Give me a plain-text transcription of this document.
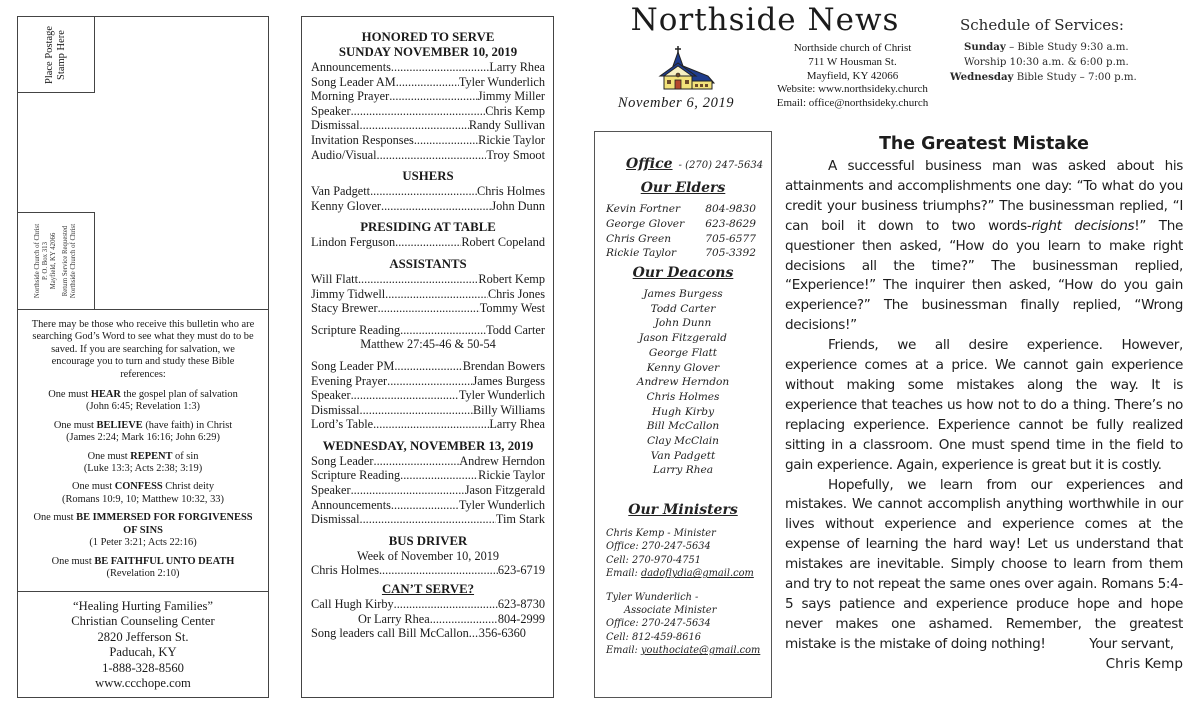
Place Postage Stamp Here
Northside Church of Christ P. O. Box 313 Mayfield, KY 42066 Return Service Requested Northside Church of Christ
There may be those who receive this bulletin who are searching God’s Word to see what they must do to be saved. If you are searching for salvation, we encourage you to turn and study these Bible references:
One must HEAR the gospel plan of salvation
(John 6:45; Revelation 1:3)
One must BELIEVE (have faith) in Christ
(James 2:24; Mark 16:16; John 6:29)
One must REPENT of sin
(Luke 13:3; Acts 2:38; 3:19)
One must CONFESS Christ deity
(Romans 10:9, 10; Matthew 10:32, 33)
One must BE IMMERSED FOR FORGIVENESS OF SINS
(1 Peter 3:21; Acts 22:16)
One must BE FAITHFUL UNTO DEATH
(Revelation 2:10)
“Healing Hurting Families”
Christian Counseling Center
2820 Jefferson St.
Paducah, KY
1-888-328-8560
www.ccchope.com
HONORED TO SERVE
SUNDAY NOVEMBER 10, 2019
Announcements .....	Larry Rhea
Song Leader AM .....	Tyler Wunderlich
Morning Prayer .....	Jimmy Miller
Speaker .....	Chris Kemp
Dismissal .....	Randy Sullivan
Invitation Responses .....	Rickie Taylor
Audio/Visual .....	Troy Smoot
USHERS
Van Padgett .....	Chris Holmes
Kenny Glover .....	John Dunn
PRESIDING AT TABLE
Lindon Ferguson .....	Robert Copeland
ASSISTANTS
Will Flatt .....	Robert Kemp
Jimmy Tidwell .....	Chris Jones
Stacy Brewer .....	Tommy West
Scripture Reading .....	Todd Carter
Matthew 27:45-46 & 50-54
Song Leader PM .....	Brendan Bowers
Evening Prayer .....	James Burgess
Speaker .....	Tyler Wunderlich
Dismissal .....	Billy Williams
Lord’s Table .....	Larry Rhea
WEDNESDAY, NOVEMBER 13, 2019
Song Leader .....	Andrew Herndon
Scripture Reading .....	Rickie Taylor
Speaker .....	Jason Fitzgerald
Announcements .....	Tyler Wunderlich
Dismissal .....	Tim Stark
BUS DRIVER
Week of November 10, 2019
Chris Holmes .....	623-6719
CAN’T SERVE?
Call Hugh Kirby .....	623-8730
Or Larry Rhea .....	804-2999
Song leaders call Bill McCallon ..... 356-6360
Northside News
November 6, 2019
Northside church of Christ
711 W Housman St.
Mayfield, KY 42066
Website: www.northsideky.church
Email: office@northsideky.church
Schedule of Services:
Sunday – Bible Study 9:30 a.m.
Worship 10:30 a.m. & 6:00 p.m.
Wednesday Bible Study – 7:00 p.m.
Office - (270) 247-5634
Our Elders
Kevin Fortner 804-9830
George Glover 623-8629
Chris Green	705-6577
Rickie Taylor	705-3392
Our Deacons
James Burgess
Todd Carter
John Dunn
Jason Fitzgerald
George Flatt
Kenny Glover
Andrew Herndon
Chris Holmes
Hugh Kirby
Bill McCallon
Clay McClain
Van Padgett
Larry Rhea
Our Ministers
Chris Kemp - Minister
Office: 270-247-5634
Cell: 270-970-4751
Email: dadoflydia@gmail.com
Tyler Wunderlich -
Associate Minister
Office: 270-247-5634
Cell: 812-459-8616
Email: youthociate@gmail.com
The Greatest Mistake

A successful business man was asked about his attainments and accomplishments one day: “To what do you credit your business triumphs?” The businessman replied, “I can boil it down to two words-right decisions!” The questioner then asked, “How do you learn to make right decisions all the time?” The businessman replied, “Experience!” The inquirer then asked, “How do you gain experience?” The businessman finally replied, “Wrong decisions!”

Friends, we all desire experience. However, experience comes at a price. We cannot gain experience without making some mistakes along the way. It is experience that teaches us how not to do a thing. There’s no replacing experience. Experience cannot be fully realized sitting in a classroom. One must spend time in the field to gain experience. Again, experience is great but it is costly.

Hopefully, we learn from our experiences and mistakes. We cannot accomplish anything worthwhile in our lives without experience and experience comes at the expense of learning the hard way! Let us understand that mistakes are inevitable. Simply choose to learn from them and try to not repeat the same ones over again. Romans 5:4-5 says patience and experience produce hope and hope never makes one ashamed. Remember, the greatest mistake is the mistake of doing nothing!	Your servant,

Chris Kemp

=======

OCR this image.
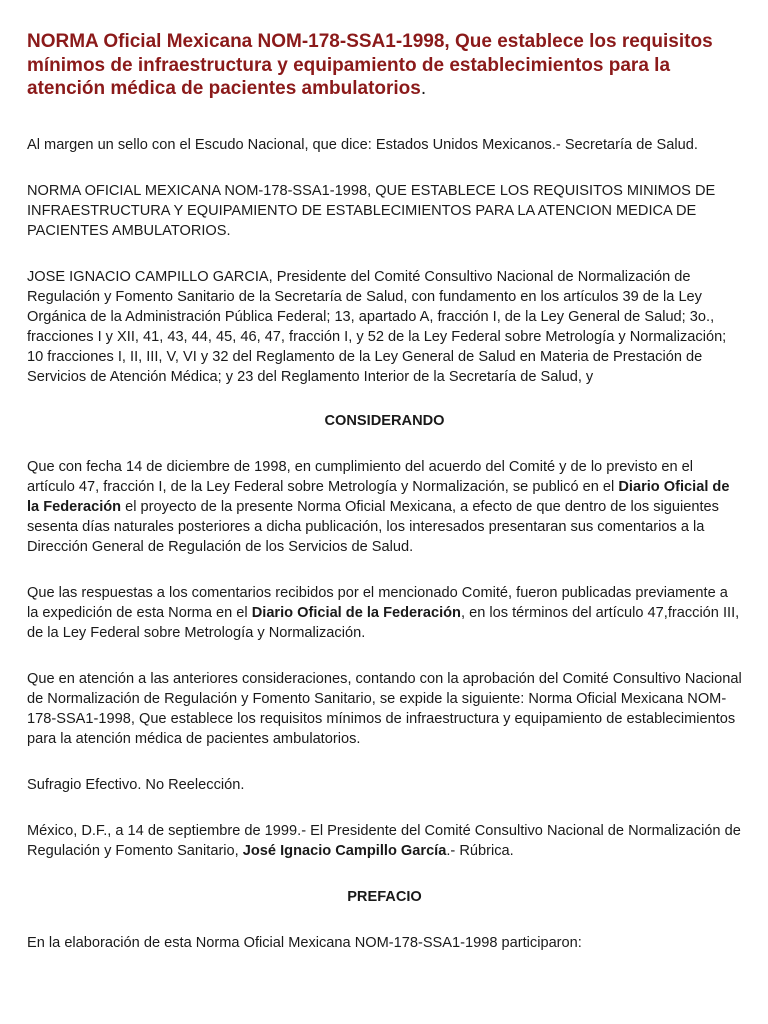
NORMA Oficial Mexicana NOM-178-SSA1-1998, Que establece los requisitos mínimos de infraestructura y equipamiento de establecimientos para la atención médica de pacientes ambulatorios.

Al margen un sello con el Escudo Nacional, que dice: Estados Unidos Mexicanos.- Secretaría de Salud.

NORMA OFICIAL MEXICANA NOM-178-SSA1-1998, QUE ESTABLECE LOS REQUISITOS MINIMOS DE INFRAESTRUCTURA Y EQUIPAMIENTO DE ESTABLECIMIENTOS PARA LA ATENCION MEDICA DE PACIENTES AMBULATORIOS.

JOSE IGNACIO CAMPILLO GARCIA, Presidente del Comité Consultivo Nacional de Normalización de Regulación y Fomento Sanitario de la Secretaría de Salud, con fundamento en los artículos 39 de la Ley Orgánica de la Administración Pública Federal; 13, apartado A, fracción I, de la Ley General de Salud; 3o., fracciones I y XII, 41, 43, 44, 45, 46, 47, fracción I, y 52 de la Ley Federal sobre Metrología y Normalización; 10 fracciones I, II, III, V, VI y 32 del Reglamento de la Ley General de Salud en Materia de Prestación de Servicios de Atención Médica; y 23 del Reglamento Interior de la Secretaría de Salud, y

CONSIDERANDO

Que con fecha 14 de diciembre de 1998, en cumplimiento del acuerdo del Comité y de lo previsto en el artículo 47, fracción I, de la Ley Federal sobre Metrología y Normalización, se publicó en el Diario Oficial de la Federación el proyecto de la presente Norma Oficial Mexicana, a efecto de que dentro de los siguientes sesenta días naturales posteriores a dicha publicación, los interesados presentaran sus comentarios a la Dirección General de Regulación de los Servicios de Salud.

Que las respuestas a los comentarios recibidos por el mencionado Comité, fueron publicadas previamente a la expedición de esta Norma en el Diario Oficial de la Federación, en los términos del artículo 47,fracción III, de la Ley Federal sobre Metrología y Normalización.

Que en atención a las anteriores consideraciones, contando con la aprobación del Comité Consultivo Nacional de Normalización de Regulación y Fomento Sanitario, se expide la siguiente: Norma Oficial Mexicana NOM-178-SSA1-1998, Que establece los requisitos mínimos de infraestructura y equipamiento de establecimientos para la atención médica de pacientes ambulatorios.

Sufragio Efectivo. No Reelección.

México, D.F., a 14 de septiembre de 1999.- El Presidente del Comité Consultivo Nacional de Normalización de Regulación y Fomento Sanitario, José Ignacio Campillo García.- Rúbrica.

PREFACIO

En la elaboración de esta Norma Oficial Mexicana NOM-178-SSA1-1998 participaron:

=======

▶ [EXERCISE AIM] Search the data above for the string "Kemp" and copy each line that has it.

▶ [TASK RESPONSE]
Speaker .....	Chris Kemp
Will Flatt .....	Robert Kemp
Chris Kemp - Minister
Chris Kemp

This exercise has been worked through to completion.